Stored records

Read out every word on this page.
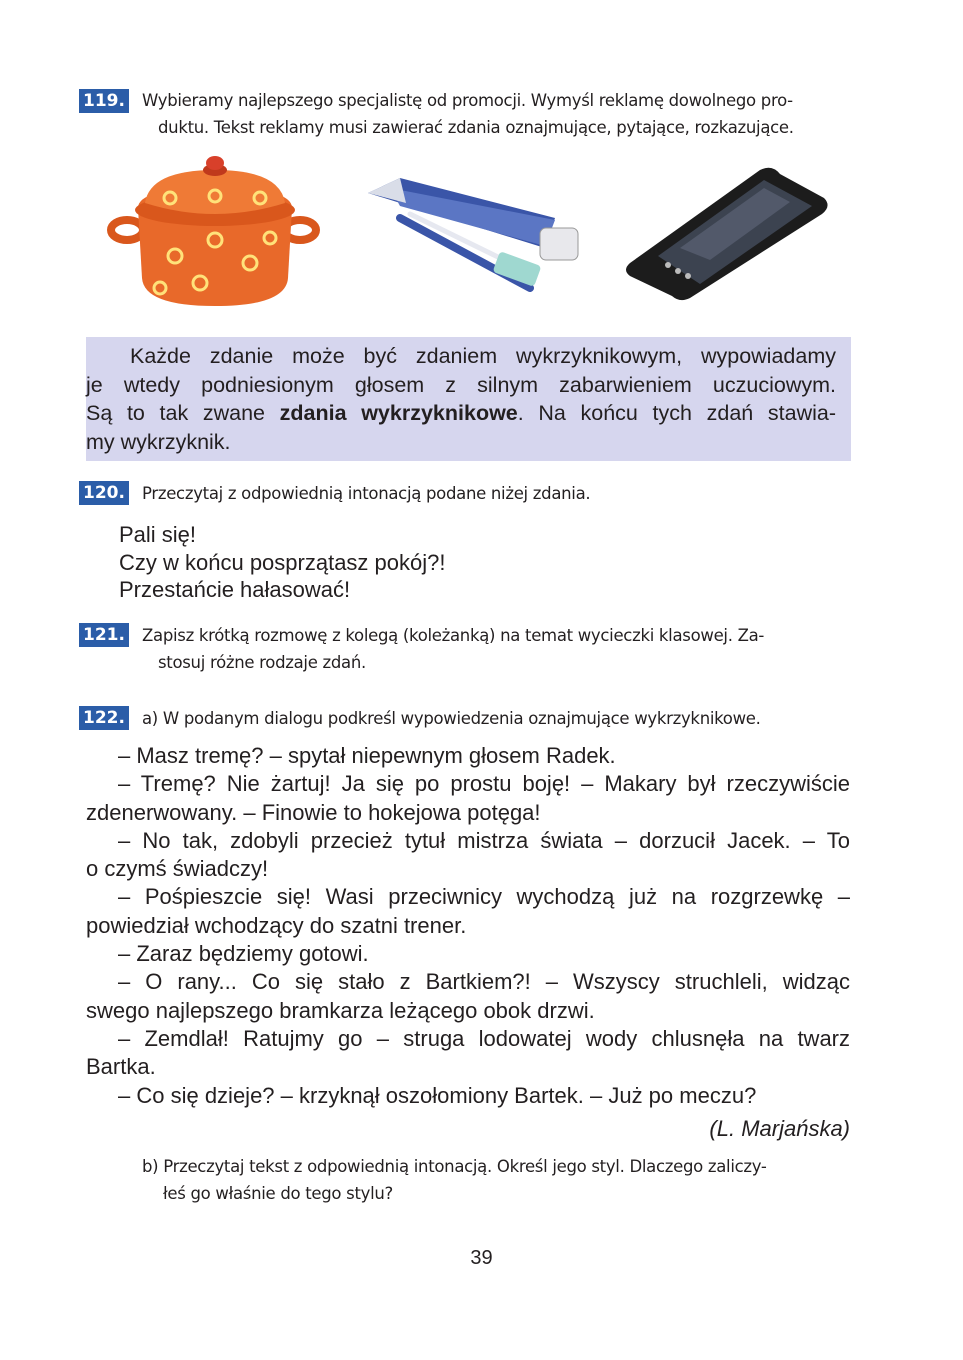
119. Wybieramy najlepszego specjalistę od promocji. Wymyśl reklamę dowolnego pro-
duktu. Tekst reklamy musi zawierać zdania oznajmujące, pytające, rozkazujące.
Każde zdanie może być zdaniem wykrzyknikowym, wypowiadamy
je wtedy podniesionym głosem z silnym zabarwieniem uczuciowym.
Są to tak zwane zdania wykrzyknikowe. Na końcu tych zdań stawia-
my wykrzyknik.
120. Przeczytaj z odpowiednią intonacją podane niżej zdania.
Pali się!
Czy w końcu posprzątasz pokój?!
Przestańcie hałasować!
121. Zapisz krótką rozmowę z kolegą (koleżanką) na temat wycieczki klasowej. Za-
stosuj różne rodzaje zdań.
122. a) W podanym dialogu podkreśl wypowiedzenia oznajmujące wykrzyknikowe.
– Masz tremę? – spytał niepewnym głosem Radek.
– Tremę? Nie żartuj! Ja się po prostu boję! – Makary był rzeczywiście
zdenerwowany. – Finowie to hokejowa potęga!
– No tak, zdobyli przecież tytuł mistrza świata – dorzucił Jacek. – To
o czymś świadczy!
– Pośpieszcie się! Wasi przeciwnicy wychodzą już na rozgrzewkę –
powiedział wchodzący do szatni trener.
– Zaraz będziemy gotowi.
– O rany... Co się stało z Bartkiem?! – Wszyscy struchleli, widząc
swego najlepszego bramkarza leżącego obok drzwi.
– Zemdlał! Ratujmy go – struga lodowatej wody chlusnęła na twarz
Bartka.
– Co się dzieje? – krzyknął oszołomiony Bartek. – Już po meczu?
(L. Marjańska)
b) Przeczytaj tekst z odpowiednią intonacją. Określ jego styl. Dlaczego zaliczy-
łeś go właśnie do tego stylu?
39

▶ [AIM]: Make an exact copy of every entry above, minus the images.

▶ [TASK SOLUTION]:
Read out every word on this page.
119. Wybieramy najlepszego specjalistę od promocji. Wymyśl reklamę dowolnego pro-
duktu. Tekst reklamy musi zawierać zdania oznajmujące, pytające, rozkazujące.
Każde zdanie może być zdaniem wykrzyknikowym, wypowiadamy
je wtedy podniesionym głosem z silnym zabarwieniem uczuciowym.
Są to tak zwane zdania wykrzyknikowe. Na końcu tych zdań stawia-
my wykrzyknik.
120. Przeczytaj z odpowiednią intonacją podane niżej zdania.
Pali się!
Czy w końcu posprzątasz pokój?!
Przestańcie hałasować!
121. Zapisz krótką rozmowę z kolegą (koleżanką) na temat wycieczki klasowej. Za-
stosuj różne rodzaje zdań.
122. a) W podanym dialogu podkreśl wypowiedzenia oznajmujące wykrzyknikowe.
– Masz tremę? – spytał niepewnym głosem Radek.
– Tremę? Nie żartuj! Ja się po prostu boję! – Makary był rzeczywiście
zdenerwowany. – Finowie to hokejowa potęga!
– No tak, zdobyli przecież tytuł mistrza świata – dorzucił Jacek. – To
o czymś świadczy!
– Pośpieszcie się! Wasi przeciwnicy wychodzą już na rozgrzewkę –
powiedział wchodzący do szatni trener.
– Zaraz będziemy gotowi.
– O rany... Co się stało z Bartkiem?! – Wszyscy struchleli, widząc
swego najlepszego bramkarza leżącego obok drzwi.
– Zemdlał! Ratujmy go – struga lodowatej wody chlusnęła na twarz
Bartka.
– Co się dzieje? – krzyknął oszołomiony Bartek. – Już po meczu?
(L. Marjańska)
b) Przeczytaj tekst z odpowiednią intonacją. Określ jego styl. Dlaczego zaliczy-
łeś go właśnie do tego stylu?
39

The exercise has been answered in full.